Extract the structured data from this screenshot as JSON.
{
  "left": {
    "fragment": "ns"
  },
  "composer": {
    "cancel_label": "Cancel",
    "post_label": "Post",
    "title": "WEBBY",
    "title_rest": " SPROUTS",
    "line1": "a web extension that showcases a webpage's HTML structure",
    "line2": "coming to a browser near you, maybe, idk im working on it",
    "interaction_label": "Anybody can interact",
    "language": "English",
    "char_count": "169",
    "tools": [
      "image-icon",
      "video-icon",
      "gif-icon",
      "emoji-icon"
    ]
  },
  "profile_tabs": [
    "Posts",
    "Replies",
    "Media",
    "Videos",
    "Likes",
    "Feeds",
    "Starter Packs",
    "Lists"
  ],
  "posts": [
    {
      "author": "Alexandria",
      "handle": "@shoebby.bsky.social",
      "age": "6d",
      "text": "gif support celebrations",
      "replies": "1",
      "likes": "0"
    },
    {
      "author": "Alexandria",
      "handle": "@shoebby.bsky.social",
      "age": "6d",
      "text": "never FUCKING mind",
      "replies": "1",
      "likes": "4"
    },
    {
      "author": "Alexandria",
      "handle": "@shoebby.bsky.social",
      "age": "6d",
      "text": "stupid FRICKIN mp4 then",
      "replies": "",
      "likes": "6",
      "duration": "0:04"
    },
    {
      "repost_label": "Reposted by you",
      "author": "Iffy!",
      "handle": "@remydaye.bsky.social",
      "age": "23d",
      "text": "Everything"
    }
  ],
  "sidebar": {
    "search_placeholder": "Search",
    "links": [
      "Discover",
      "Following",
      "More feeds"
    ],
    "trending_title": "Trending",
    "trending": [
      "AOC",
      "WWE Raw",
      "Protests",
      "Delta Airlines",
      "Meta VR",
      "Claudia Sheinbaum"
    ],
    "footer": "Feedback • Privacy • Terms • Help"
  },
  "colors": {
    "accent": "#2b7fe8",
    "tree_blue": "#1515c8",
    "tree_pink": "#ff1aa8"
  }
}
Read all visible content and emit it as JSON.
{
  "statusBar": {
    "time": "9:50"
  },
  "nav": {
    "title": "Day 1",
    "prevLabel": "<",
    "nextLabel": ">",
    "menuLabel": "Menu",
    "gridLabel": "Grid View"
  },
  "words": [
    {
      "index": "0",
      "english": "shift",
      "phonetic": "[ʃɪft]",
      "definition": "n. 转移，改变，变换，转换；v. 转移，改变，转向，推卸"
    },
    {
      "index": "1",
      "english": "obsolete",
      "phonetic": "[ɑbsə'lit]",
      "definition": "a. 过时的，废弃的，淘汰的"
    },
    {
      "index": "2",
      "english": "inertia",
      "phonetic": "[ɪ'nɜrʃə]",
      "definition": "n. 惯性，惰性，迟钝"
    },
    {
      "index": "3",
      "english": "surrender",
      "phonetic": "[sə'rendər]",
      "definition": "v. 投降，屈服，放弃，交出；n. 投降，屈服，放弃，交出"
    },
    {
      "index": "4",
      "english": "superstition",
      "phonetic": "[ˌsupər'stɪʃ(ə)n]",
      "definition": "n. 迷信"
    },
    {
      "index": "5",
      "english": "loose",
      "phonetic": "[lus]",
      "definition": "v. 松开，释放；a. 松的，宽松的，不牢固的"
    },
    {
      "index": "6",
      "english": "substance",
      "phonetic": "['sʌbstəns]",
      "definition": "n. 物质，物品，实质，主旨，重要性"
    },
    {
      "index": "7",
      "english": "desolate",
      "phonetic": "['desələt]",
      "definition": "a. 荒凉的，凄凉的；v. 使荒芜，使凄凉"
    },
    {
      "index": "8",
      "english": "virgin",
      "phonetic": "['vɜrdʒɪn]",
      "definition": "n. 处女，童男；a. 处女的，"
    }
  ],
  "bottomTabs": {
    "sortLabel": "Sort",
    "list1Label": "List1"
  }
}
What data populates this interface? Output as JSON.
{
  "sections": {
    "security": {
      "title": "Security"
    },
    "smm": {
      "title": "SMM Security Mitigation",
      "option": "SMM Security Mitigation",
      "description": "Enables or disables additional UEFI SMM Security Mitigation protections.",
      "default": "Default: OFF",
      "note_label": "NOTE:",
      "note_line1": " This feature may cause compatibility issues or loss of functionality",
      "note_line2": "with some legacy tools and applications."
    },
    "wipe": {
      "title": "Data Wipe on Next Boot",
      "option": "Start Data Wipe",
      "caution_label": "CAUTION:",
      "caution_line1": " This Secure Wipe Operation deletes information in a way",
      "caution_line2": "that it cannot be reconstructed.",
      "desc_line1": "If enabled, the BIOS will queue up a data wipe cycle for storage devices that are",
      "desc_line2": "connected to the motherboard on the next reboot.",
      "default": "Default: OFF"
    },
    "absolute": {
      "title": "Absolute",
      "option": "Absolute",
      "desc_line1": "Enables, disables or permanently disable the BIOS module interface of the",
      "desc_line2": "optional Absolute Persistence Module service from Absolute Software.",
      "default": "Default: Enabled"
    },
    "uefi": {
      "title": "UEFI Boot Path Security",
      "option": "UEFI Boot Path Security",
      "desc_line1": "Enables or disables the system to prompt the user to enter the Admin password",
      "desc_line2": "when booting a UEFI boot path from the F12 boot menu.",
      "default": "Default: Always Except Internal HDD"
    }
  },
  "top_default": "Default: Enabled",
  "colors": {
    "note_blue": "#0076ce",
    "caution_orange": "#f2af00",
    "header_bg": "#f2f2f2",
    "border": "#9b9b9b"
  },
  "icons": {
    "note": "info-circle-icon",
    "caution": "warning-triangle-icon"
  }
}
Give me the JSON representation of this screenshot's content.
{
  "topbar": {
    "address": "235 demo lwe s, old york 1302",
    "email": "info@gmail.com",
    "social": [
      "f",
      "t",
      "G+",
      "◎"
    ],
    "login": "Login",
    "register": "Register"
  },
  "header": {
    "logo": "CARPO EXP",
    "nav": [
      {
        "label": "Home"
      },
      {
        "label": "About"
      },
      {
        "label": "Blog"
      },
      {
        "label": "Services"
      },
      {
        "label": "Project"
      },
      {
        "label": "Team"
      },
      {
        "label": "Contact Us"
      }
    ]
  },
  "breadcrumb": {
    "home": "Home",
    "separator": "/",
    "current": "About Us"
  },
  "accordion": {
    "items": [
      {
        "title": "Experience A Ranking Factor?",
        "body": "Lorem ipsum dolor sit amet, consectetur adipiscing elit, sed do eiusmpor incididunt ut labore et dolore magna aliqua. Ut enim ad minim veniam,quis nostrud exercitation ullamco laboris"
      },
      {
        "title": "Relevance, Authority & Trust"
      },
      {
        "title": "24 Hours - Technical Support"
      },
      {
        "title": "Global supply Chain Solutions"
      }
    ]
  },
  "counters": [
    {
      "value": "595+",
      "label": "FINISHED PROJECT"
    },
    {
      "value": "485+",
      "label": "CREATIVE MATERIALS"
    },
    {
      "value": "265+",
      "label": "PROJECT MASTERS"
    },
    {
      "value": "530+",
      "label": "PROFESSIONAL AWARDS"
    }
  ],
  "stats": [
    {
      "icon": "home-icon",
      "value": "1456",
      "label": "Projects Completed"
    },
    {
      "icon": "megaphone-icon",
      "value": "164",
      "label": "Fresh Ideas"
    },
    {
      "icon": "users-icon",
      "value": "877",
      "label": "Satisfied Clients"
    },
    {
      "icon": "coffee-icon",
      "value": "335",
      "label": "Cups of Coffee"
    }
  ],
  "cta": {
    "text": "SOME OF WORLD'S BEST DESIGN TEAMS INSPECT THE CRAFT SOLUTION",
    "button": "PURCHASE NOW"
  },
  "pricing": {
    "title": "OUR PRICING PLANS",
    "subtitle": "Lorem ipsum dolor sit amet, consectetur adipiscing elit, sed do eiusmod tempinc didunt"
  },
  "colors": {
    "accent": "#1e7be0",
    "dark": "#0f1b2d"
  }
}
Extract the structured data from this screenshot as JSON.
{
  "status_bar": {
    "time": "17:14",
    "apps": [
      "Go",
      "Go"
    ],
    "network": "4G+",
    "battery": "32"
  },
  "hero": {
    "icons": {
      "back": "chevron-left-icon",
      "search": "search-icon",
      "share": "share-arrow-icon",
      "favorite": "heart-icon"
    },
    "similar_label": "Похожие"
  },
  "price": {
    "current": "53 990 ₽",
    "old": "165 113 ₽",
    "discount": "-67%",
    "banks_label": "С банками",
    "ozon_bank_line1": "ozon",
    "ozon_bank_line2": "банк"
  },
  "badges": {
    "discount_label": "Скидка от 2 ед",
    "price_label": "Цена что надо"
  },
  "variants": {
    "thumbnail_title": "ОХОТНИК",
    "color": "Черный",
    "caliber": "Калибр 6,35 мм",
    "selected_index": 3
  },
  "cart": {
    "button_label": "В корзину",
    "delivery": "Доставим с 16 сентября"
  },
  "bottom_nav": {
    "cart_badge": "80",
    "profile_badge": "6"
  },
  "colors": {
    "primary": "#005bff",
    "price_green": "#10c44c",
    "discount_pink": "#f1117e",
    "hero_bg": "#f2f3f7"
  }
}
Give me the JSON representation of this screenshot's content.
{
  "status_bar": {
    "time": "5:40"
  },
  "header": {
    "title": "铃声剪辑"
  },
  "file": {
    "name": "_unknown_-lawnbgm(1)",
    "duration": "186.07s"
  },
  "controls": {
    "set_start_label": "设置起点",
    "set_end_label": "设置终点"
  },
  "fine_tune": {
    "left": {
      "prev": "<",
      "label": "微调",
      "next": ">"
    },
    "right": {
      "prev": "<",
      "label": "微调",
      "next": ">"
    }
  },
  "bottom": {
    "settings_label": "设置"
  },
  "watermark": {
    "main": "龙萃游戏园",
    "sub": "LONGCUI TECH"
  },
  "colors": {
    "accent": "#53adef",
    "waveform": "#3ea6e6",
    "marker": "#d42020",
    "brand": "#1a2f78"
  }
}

> [Work required]: Give only the count of lines in this material that contain the string "from".

> [Answer to the exercise]: 4